** START OF Records provided **
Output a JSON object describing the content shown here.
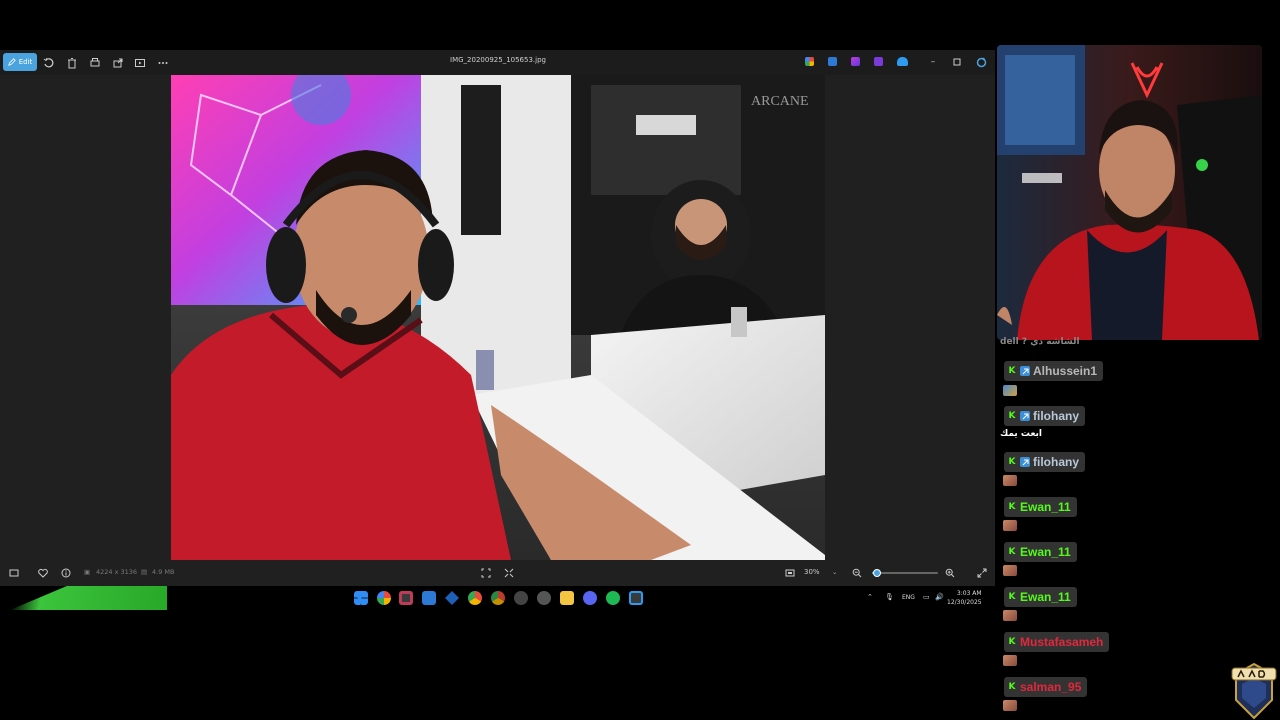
{
  "photos_app": {
    "toolbar": {
      "edit_label": "Edit",
      "file_name": "IMG_20200925_105653.jpg"
    },
    "status": {
      "dimensions": "4224 x 3136",
      "file_size": "4.9 MB",
      "zoom_value": "30%",
      "zoom_fraction": 0.08
    }
  },
  "taskbar": {
    "language": "ENG",
    "time": "3:03 AM",
    "date": "12/30/2025"
  },
  "chat": {
    "partial_message": "dell ? الشاشه دي",
    "messages": [
      {
        "user": "Alhussein1",
        "color": "#b8b8b8",
        "badge": "kick-subscriber",
        "text": ""
      },
      {
        "user": "filohany",
        "color": "#b8c8d8",
        "badge": "kick-subscriber",
        "text": "ابعت يمك"
      },
      {
        "user": "filohany",
        "color": "#b8c8d8",
        "badge": "kick-subscriber",
        "text": ""
      },
      {
        "user": "Ewan_11",
        "color": "#53fc18",
        "badge": "kick",
        "text": ""
      },
      {
        "user": "Ewan_11",
        "color": "#53fc18",
        "badge": "kick",
        "text": ""
      },
      {
        "user": "Ewan_11",
        "color": "#53fc18",
        "badge": "kick",
        "text": ""
      },
      {
        "user": "Mustafasameh",
        "color": "#e0283c",
        "badge": "kick",
        "text": ""
      },
      {
        "user": "salman_95",
        "color": "#e0283c",
        "badge": "kick",
        "text": ""
      }
    ]
  },
  "colors": {
    "accent": "#4aa3df",
    "kick_green": "#53fc18"
  }
}
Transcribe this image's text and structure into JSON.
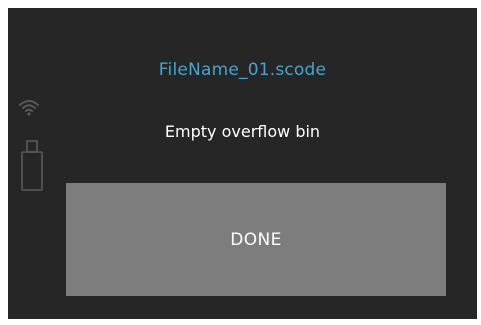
{
  "dialog": {
    "filename": "FileName_01.scode",
    "message": "Empty overflow bin",
    "done_label": "DONE"
  },
  "status_icons": {
    "wifi": "wifi-icon",
    "usb": "usb-drive-icon"
  },
  "colors": {
    "background": "#262626",
    "filename_text": "#46a4cf",
    "message_text": "#ffffff",
    "button_bg": "#7d7d7d",
    "icon": "#5a5a5a"
  }
}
** END OF Records provided **
Problem details >> The data should be printed again unchanged; leave its pictures out.

Written answer >>
Output a JSON object describing the content shown here.
{
  "photos_app": {
    "toolbar": {
      "edit_label": "Edit",
      "file_name": "IMG_20200925_105653.jpg"
    },
    "status": {
      "dimensions": "4224 x 3136",
      "file_size": "4.9 MB",
      "zoom_value": "30%",
      "zoom_fraction": 0.08
    }
  },
  "taskbar": {
    "language": "ENG",
    "time": "3:03 AM",
    "date": "12/30/2025"
  },
  "chat": {
    "partial_message": "dell ? الشاشه دي",
    "messages": [
      {
        "user": "Alhussein1",
        "color": "#b8b8b8",
        "badge": "kick-subscriber",
        "text": ""
      },
      {
        "user": "filohany",
        "color": "#b8c8d8",
        "badge": "kick-subscriber",
        "text": "ابعت يمك"
      },
      {
        "user": "filohany",
        "color": "#b8c8d8",
        "badge": "kick-subscriber",
        "text": ""
      },
      {
        "user": "Ewan_11",
        "color": "#53fc18",
        "badge": "kick",
        "text": ""
      },
      {
        "user": "Ewan_11",
        "color": "#53fc18",
        "badge": "kick",
        "text": ""
      },
      {
        "user": "Ewan_11",
        "color": "#53fc18",
        "badge": "kick",
        "text": ""
      },
      {
        "user": "Mustafasameh",
        "color": "#e0283c",
        "badge": "kick",
        "text": ""
      },
      {
        "user": "salman_95",
        "color": "#e0283c",
        "badge": "kick",
        "text": ""
      }
    ]
  },
  "colors": {
    "accent": "#4aa3df",
    "kick_green": "#53fc18"
  }
}
Transcribe this image's text and structure into JSON.
{
  "dialog": {
    "filename": "FileName_01.scode",
    "message": "Empty overflow bin",
    "done_label": "DONE"
  },
  "status_icons": {
    "wifi": "wifi-icon",
    "usb": "usb-drive-icon"
  },
  "colors": {
    "background": "#262626",
    "filename_text": "#46a4cf",
    "message_text": "#ffffff",
    "button_bg": "#7d7d7d",
    "icon": "#5a5a5a"
  }
}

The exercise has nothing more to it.